* [Task details]: Compile every line that includes the word "knopen".

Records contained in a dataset
========================
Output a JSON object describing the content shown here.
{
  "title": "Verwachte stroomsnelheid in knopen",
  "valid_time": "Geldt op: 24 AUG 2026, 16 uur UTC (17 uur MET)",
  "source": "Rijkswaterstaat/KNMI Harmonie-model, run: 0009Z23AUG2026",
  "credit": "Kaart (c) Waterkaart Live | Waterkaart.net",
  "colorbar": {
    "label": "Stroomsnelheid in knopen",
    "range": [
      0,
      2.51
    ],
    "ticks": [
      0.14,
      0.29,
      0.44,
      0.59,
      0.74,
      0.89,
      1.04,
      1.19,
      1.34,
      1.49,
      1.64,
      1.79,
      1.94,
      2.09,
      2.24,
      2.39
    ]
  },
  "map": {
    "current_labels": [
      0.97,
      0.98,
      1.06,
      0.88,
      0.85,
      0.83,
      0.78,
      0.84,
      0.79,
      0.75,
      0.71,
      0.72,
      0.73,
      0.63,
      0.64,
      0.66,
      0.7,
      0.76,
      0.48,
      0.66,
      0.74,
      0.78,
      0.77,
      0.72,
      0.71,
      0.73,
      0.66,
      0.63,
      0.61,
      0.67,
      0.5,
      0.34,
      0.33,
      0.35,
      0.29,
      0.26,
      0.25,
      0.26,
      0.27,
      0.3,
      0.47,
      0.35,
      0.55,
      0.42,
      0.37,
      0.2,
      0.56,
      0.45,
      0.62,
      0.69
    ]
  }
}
========================
* [Response for this exercise]:
  "title": "Verwachte stroomsnelheid in knopen",
    "label": "Stroomsnelheid in knopen",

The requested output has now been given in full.